◆ **WHAT YOU WILL DO**
Copy every line from the data below in which the string "this" can be found.

◆ **DATA LINES**
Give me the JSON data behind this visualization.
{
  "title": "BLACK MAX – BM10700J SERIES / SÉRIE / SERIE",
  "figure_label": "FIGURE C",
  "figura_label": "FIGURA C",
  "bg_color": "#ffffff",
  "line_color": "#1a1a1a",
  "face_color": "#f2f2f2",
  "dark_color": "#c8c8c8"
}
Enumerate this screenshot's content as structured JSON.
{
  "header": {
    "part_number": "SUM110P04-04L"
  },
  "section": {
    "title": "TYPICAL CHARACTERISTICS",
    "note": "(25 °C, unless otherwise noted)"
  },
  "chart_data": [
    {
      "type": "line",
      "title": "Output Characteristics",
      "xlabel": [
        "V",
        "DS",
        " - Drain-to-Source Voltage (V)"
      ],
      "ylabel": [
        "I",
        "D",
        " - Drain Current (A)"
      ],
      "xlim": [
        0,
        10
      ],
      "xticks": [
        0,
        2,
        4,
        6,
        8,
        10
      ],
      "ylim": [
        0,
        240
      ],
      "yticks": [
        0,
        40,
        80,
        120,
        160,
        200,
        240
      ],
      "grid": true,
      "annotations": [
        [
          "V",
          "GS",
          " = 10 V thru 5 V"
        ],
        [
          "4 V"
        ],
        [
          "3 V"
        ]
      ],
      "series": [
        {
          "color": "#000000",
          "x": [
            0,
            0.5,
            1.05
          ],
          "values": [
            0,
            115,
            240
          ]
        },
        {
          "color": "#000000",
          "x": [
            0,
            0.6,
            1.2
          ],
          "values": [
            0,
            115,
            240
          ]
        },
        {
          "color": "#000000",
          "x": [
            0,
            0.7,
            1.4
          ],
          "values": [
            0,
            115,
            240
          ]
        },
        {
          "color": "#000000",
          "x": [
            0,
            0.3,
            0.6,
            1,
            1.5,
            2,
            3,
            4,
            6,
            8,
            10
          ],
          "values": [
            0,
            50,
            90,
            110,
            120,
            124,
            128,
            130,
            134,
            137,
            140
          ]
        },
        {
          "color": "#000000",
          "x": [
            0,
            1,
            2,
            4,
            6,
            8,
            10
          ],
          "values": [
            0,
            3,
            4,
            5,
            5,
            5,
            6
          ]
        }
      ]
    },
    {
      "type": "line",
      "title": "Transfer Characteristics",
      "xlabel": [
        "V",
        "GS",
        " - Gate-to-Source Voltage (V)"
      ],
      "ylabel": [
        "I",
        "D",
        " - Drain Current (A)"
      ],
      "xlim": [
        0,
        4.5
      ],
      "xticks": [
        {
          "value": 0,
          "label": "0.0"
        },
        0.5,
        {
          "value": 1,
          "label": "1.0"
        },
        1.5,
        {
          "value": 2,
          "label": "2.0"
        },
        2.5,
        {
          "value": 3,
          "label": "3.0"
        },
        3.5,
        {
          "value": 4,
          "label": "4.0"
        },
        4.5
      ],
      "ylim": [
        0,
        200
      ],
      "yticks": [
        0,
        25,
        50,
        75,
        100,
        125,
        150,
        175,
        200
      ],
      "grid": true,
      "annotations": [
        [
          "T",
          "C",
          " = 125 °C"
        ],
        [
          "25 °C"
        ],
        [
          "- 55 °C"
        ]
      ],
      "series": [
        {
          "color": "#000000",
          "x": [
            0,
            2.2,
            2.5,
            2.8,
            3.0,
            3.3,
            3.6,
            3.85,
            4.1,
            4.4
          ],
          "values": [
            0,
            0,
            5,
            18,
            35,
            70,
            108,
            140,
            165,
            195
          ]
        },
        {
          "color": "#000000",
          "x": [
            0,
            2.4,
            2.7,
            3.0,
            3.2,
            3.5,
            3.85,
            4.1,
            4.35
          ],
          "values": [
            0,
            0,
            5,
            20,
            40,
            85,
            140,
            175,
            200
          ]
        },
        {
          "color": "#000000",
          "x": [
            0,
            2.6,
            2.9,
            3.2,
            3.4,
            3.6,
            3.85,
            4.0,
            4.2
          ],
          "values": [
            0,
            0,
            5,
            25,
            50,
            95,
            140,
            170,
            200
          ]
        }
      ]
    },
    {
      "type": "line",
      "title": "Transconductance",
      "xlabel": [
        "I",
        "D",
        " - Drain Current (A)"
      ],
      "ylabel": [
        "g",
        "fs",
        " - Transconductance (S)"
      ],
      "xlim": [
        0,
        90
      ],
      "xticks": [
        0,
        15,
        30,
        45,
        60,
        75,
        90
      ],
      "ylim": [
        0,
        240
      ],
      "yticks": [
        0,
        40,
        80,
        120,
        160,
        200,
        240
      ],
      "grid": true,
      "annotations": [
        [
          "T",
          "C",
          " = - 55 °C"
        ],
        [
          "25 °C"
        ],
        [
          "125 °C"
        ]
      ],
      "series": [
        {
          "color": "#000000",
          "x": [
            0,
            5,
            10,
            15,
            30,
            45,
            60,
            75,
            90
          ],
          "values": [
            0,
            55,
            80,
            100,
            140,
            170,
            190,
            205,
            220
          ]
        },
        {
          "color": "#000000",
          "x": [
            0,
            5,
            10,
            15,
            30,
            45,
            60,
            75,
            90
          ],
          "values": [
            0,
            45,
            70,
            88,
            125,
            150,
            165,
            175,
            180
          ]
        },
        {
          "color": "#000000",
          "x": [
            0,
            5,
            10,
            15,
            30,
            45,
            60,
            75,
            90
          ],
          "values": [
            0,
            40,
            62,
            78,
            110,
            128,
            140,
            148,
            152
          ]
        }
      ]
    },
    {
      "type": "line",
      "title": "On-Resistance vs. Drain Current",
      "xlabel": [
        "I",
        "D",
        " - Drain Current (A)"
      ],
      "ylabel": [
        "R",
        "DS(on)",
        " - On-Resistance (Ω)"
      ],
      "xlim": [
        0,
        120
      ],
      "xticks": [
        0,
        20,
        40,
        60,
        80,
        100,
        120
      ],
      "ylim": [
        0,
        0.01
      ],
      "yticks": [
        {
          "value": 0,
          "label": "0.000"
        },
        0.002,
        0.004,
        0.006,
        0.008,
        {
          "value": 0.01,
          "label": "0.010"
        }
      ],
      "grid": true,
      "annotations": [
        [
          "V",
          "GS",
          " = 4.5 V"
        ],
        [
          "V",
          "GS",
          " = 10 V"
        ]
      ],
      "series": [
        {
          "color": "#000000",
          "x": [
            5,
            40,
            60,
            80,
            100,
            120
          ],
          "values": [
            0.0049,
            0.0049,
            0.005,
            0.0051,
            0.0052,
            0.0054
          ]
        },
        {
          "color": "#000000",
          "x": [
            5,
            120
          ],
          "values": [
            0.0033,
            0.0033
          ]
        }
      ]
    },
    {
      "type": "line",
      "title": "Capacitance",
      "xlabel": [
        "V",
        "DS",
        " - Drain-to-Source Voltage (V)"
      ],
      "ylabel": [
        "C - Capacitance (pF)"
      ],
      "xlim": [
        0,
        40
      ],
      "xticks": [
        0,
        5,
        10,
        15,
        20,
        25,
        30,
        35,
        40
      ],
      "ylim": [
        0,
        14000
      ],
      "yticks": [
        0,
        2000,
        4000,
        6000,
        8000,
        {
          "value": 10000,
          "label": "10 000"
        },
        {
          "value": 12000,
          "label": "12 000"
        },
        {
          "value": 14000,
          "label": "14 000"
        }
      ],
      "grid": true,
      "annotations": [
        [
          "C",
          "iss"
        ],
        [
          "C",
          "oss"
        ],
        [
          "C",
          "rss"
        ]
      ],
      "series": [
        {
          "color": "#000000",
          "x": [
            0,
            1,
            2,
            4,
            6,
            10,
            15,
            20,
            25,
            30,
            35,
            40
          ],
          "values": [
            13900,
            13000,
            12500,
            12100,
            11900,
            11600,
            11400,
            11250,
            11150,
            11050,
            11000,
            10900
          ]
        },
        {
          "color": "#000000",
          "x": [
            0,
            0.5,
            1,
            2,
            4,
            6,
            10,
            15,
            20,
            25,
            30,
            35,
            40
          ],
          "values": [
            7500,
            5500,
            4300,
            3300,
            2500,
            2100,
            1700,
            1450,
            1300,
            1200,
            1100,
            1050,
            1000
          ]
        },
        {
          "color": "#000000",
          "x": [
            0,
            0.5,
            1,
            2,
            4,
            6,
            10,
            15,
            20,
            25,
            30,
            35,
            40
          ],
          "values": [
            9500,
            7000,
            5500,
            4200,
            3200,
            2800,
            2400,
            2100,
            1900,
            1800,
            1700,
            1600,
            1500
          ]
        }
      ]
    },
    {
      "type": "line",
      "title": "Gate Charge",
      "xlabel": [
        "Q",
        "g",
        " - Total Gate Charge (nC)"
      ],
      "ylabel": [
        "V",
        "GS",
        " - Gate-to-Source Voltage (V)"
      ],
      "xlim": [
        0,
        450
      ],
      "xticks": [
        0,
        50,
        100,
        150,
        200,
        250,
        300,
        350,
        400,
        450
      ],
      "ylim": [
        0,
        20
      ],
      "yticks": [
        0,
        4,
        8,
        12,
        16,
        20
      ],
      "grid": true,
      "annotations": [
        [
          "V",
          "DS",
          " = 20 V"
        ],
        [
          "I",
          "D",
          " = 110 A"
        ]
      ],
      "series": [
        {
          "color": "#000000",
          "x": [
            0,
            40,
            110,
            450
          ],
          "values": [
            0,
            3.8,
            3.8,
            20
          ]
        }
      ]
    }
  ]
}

◆ **RESULT**
Give me the JSON data behind this visualization.
Enumerate this screenshot's content as structured JSON.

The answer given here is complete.